◆ **Information supplied**

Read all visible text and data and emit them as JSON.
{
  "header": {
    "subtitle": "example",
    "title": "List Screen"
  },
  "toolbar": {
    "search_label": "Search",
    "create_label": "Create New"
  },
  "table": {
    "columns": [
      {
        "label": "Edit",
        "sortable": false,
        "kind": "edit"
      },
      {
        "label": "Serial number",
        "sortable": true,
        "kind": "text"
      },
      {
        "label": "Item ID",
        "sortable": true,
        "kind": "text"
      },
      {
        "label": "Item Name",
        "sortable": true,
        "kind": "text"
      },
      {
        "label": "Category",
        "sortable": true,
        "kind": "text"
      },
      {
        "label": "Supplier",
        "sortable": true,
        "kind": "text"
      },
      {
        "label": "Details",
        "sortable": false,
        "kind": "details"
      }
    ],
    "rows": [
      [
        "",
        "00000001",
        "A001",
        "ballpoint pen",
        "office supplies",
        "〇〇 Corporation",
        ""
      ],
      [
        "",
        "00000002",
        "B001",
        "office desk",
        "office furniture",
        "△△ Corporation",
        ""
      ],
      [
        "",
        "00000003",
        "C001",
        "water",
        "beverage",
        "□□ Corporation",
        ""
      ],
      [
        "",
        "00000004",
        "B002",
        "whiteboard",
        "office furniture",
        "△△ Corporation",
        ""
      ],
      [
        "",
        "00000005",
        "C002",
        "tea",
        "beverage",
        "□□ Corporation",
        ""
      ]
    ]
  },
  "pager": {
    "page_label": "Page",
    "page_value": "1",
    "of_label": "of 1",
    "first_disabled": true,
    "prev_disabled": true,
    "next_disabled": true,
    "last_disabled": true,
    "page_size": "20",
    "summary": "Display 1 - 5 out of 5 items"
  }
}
==
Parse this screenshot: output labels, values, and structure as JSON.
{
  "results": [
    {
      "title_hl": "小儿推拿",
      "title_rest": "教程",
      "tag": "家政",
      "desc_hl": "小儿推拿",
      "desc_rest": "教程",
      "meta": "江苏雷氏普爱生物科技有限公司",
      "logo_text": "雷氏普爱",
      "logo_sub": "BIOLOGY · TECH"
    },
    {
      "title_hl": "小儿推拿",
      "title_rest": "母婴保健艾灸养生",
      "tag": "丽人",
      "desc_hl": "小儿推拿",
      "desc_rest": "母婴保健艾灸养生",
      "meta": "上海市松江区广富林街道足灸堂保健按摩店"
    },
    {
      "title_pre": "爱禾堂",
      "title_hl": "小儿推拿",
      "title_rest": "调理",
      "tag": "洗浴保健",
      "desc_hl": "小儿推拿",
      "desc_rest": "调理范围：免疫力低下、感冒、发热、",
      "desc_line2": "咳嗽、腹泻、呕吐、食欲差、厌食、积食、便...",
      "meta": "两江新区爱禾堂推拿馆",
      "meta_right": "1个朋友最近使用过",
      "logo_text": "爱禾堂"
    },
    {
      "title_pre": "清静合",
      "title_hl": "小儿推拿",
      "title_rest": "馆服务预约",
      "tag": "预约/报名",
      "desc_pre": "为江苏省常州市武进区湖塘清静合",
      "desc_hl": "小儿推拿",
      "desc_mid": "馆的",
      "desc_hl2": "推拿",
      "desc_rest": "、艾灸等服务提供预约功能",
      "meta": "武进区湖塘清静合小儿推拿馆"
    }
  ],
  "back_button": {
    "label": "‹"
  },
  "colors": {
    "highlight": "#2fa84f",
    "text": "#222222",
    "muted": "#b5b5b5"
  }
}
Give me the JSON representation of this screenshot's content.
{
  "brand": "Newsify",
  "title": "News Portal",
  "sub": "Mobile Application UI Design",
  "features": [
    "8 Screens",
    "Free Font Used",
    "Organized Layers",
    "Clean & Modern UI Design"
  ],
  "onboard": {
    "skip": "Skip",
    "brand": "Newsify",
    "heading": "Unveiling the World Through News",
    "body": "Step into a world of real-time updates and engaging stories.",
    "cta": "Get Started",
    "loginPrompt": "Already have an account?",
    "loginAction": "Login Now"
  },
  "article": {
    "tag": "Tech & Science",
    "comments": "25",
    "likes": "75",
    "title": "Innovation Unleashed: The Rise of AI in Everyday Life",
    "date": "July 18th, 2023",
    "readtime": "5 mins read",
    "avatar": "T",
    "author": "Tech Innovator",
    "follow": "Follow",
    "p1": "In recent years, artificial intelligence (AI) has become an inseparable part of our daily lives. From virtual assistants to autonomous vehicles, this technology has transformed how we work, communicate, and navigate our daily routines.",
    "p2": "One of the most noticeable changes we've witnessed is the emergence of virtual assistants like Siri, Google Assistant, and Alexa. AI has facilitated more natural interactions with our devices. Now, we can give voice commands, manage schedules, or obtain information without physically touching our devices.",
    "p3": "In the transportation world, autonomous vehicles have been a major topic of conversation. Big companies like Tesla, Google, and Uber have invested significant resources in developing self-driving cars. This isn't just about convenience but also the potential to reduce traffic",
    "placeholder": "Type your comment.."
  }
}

◆ **Task brief**
Lines from the records above that hold "office" are the ones to list.

◆ **Final result**
        "office supplies",
        "office desk",
        "office furniture",
        "office furniture",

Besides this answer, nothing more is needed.